### EXTRACTED RECORDS
◇ ◇ ◇
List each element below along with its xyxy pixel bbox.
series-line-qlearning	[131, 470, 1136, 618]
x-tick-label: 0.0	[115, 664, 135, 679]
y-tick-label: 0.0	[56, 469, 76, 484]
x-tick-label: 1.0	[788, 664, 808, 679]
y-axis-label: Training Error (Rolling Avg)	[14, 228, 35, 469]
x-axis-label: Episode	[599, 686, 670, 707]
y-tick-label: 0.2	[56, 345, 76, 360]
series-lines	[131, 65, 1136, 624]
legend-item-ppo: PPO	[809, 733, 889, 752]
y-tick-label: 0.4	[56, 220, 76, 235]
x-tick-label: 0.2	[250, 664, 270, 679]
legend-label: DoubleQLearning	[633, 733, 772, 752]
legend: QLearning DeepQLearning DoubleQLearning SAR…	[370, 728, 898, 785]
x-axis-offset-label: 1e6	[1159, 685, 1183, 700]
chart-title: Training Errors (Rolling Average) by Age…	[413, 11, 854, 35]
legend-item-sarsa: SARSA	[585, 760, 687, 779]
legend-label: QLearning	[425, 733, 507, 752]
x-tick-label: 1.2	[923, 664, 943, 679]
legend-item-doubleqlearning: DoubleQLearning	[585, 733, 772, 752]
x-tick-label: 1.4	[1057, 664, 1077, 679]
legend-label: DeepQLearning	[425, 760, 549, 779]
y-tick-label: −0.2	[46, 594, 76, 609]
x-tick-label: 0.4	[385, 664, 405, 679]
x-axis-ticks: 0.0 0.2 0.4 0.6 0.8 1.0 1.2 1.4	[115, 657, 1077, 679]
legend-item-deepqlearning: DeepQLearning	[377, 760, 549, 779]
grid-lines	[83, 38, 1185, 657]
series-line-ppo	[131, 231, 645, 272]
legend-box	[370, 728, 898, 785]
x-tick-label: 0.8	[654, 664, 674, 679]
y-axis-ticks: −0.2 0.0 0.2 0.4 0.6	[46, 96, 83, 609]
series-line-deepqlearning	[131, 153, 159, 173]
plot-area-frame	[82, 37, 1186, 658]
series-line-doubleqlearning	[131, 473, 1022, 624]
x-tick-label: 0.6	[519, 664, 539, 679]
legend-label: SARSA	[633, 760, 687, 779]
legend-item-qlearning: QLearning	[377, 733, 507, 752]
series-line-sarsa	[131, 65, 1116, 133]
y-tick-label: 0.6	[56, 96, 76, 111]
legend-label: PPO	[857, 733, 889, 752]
◇ ◇ ◇
### TO BE DONE
Reproduce every line of the records verbatim.

### RESPONSE
List each element below along with its xyxy pixel bbox.
series-line-qlearning	[131, 470, 1136, 618]
x-tick-label: 0.0	[115, 664, 135, 679]
y-tick-label: 0.0	[56, 469, 76, 484]
x-tick-label: 1.0	[788, 664, 808, 679]
y-axis-label: Training Error (Rolling Avg)	[14, 228, 35, 469]
x-axis-label: Episode	[599, 686, 670, 707]
y-tick-label: 0.2	[56, 345, 76, 360]
series-lines	[131, 65, 1136, 624]
legend-item-ppo: PPO	[809, 733, 889, 752]
y-tick-label: 0.4	[56, 220, 76, 235]
x-tick-label: 0.2	[250, 664, 270, 679]
legend-label: DoubleQLearning	[633, 733, 772, 752]
legend: QLearning DeepQLearning DoubleQLearning SAR…	[370, 728, 898, 785]
x-axis-offset-label: 1e6	[1159, 685, 1183, 700]
chart-title: Training Errors (Rolling Average) by Age…	[413, 11, 854, 35]
legend-item-sarsa: SARSA	[585, 760, 687, 779]
legend-label: QLearning	[425, 733, 507, 752]
x-tick-label: 1.2	[923, 664, 943, 679]
legend-item-doubleqlearning: DoubleQLearning	[585, 733, 772, 752]
x-tick-label: 1.4	[1057, 664, 1077, 679]
legend-label: DeepQLearning	[425, 760, 549, 779]
y-tick-label: −0.2	[46, 594, 76, 609]
x-tick-label: 0.4	[385, 664, 405, 679]
x-axis-ticks: 0.0 0.2 0.4 0.6 0.8 1.0 1.2 1.4	[115, 657, 1077, 679]
legend-item-deepqlearning: DeepQLearning	[377, 760, 549, 779]
grid-lines	[83, 38, 1185, 657]
series-line-ppo	[131, 231, 645, 272]
legend-box	[370, 728, 898, 785]
x-tick-label: 0.8	[654, 664, 674, 679]
y-axis-ticks: −0.2 0.0 0.2 0.4 0.6	[46, 96, 83, 609]
series-line-deepqlearning	[131, 153, 159, 173]
plot-area-frame	[82, 37, 1186, 658]
series-line-doubleqlearning	[131, 473, 1022, 624]
x-tick-label: 0.6	[519, 664, 539, 679]
legend-label: SARSA	[633, 760, 687, 779]
legend-item-qlearning: QLearning	[377, 733, 507, 752]
series-line-sarsa	[131, 65, 1116, 133]
y-tick-label: 0.6	[56, 96, 76, 111]
legend-label: PPO	[857, 733, 889, 752]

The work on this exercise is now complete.